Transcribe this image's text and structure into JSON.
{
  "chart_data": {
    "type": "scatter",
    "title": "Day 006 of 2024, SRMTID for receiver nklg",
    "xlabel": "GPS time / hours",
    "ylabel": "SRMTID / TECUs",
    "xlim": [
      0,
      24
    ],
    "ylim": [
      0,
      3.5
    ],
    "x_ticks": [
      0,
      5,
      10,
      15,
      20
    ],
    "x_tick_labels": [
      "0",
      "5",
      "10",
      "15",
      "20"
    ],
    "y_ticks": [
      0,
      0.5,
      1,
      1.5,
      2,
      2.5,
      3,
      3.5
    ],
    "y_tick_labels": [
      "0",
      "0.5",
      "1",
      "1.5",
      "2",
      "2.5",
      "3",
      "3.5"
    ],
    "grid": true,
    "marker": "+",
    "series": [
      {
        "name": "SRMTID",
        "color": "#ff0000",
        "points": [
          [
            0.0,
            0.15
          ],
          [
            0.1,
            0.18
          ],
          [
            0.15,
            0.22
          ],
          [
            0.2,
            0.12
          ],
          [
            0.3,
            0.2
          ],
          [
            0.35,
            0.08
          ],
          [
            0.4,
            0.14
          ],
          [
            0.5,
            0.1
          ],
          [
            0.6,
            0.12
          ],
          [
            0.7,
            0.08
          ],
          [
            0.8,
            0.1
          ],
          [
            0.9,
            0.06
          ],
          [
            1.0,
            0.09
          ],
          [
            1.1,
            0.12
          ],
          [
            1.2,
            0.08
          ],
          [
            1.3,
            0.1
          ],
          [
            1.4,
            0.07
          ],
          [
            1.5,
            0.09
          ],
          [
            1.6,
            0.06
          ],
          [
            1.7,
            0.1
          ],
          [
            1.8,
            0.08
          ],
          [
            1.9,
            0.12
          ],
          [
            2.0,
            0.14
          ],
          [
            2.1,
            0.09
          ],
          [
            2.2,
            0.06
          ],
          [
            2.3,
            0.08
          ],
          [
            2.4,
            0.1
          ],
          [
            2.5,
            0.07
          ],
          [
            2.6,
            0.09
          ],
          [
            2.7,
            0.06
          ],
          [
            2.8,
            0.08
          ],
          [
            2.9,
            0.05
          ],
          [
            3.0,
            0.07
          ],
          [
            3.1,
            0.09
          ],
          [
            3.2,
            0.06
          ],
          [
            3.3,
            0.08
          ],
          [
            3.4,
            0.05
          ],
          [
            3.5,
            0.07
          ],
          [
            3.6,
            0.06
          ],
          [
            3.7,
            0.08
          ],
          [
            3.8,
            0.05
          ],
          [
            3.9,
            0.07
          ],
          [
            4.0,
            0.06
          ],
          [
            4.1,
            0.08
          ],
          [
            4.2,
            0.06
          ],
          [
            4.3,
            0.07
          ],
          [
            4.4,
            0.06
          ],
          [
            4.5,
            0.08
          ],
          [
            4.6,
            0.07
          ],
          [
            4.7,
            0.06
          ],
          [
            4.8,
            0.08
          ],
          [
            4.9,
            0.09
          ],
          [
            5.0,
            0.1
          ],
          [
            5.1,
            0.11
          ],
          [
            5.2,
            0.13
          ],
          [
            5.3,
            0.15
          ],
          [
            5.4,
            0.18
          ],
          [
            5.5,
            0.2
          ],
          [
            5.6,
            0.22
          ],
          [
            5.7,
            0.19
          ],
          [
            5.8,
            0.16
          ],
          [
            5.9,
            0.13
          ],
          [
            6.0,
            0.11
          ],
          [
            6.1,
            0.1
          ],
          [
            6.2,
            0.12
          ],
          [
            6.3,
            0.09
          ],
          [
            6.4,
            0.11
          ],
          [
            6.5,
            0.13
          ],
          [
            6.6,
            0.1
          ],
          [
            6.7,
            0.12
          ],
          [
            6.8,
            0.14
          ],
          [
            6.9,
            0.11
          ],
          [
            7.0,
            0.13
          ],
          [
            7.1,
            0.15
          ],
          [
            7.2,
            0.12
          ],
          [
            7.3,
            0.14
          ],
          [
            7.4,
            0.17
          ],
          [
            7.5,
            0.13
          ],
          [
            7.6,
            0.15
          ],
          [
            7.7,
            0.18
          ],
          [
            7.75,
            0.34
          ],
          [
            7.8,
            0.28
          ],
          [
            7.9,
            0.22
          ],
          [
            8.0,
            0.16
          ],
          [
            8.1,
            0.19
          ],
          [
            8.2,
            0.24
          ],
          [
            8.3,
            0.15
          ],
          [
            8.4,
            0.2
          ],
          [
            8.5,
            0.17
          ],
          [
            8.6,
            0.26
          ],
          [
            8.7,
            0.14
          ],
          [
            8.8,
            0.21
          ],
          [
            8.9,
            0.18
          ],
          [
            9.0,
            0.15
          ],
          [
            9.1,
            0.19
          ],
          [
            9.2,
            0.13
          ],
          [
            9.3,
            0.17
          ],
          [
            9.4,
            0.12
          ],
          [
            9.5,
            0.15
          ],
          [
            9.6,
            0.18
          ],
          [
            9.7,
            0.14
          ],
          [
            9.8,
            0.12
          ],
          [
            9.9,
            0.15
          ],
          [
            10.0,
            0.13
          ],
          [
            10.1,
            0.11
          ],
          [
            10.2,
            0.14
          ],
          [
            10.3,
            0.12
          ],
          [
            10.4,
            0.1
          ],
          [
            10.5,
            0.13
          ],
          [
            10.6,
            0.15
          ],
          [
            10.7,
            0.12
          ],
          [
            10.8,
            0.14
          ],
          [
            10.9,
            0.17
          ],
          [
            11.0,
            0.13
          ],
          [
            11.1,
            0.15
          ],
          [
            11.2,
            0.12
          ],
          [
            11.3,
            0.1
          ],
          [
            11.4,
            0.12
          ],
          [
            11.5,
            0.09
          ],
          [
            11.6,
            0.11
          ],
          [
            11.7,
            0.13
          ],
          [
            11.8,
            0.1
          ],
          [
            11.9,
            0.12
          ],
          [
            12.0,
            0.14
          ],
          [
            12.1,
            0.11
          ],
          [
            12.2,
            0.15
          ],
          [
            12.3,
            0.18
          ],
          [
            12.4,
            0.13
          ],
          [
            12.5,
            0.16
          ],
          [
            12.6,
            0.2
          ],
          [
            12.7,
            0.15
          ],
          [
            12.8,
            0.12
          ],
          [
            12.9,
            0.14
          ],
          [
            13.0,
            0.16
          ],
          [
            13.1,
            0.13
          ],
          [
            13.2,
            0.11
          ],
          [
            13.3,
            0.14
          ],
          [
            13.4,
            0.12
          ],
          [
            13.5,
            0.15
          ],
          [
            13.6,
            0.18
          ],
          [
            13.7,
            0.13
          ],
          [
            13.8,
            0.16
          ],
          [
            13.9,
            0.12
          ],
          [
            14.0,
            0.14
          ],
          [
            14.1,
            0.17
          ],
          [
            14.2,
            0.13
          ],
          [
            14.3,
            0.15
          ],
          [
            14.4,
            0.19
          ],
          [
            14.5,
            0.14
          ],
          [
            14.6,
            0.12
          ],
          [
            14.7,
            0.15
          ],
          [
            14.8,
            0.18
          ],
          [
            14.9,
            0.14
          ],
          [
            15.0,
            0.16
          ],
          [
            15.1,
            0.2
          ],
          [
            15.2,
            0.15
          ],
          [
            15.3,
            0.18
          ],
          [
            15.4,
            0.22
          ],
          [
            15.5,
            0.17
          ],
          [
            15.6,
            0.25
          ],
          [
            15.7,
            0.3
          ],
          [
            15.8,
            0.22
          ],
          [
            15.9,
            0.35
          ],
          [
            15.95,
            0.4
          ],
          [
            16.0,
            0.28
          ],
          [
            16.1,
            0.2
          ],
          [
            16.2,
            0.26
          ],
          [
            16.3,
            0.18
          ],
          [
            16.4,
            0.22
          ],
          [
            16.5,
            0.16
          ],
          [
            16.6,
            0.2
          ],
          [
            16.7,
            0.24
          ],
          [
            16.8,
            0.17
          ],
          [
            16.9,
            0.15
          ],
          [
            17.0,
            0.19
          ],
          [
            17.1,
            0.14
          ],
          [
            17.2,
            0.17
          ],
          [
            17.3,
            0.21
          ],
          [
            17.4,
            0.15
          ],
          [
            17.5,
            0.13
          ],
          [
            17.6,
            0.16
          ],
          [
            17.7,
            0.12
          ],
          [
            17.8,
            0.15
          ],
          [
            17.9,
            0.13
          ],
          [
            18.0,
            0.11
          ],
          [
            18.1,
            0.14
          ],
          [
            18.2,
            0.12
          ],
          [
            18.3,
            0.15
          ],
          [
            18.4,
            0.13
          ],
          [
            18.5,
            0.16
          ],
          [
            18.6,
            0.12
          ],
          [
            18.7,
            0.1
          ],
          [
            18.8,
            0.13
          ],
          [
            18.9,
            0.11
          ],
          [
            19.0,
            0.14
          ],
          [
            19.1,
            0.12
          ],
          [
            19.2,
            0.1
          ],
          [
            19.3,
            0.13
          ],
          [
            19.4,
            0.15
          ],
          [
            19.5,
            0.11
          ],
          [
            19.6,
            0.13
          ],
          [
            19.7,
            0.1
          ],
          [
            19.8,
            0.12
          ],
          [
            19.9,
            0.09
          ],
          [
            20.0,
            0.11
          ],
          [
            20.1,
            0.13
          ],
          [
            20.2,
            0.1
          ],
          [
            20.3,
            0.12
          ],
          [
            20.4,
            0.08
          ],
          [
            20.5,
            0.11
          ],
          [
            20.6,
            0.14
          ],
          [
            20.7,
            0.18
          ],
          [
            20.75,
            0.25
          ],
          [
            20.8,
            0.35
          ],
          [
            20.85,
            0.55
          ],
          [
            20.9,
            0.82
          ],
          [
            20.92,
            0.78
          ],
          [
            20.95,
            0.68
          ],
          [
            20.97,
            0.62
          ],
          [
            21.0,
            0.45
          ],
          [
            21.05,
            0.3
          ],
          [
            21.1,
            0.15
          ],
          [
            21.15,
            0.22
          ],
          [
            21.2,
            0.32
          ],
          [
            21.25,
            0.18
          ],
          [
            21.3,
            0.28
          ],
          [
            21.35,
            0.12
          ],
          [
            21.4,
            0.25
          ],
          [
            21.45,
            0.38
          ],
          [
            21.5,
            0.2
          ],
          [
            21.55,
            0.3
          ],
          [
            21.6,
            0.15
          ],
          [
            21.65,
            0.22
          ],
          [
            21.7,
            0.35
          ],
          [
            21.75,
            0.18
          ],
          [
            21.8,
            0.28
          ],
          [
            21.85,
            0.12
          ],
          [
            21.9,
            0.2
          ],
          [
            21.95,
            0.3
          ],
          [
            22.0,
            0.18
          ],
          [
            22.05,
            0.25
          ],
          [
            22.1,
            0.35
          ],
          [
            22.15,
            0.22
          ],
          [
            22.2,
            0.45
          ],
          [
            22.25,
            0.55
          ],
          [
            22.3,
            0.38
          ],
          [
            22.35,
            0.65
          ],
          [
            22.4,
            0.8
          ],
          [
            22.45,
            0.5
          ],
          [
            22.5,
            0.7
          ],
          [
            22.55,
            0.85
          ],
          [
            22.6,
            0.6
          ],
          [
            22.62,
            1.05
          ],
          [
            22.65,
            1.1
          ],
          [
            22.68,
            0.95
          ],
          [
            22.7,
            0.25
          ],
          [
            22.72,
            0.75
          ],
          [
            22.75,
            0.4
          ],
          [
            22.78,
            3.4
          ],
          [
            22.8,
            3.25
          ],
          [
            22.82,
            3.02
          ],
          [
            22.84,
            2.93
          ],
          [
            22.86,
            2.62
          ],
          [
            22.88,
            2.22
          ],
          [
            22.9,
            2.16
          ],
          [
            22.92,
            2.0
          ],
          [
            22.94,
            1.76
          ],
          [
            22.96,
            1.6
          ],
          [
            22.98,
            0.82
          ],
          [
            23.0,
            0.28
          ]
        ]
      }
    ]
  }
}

===============

Stated exercise:
Only a number is needed: how many lines of the material above contain "SRMTID"?

Response below:
3